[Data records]
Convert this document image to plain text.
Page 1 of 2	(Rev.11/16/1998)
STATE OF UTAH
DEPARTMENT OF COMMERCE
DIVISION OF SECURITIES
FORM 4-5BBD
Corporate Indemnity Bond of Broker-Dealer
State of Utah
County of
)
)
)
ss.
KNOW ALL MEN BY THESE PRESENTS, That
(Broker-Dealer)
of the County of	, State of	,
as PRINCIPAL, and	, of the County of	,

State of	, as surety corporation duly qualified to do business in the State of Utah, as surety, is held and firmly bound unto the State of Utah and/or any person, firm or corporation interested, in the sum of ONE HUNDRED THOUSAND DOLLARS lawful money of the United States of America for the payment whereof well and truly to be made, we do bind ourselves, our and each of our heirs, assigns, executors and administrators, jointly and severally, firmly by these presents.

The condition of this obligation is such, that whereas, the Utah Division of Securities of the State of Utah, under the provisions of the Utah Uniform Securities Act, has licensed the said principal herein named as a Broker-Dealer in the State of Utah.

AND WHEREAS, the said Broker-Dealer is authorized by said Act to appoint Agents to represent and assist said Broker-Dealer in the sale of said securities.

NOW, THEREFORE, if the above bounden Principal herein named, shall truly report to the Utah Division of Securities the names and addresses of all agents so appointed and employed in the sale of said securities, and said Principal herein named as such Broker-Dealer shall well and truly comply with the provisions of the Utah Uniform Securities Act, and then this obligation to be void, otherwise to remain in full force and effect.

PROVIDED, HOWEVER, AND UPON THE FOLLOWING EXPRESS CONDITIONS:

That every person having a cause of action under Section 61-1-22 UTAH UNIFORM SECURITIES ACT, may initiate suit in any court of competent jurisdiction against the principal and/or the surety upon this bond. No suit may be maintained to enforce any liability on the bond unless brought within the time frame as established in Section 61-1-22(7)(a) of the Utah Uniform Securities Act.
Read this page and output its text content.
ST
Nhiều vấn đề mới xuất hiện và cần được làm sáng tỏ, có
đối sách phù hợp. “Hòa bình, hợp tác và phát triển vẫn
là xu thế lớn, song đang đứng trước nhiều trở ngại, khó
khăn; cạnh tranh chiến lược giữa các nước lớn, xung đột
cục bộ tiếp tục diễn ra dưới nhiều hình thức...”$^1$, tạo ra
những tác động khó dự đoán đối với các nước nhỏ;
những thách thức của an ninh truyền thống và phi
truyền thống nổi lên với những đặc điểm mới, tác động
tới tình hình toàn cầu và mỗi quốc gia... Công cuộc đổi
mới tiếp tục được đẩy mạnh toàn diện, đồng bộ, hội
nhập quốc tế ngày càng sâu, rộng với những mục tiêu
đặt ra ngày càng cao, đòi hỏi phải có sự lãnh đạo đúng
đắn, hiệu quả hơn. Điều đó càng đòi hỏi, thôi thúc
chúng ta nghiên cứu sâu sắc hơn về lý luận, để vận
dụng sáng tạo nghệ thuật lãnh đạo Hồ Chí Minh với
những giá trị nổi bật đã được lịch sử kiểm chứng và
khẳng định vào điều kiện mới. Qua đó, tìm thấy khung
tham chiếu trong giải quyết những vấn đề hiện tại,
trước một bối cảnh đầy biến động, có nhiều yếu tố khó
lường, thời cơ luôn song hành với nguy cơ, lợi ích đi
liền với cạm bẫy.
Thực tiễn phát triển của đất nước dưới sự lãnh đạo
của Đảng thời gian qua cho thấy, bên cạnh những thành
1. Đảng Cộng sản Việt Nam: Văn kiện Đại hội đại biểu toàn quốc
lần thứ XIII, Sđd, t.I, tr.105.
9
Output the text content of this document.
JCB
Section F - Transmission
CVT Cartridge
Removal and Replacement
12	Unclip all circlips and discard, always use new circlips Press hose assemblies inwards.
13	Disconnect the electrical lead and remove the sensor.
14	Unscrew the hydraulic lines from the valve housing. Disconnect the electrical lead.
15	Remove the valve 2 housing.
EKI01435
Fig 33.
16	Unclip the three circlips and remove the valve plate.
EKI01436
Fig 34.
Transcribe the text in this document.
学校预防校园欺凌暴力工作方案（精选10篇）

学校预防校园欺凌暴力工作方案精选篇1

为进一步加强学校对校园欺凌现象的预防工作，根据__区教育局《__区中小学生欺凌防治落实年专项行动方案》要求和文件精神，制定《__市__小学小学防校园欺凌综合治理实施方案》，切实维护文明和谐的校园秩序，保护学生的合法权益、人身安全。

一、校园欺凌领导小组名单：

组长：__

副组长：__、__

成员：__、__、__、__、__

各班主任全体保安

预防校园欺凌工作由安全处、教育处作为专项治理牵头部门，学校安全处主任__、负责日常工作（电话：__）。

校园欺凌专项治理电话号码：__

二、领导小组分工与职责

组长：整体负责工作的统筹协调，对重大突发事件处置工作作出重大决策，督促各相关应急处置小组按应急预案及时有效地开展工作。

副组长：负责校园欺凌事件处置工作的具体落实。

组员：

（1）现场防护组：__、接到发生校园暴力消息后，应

SET PROBLEM =>
Return, word for word, every line from the line with "Transcribe the text in this document." to the final line of the data.

REPLY TO THE EXERCISE =>
Transcribe the text in this document.
学校预防校园欺凌暴力工作方案（精选10篇）

学校预防校园欺凌暴力工作方案精选篇1

为进一步加强学校对校园欺凌现象的预防工作，根据__区教育局《__区中小学生欺凌防治落实年专项行动方案》要求和文件精神，制定《__市__小学小学防校园欺凌综合治理实施方案》，切实维护文明和谐的校园秩序，保护学生的合法权益、人身安全。

一、校园欺凌领导小组名单：

组长：__

副组长：__、__

成员：__、__、__、__、__

各班主任全体保安

预防校园欺凌工作由安全处、教育处作为专项治理牵头部门，学校安全处主任__、负责日常工作（电话：__）。

校园欺凌专项治理电话号码：__

二、领导小组分工与职责

组长：整体负责工作的统筹协调，对重大突发事件处置工作作出重大决策，督促各相关应急处置小组按应急预案及时有效地开展工作。

副组长：负责校园欺凌事件处置工作的具体落实。

组员：

（1）现场防护组：__、接到发生校园暴力消息后，应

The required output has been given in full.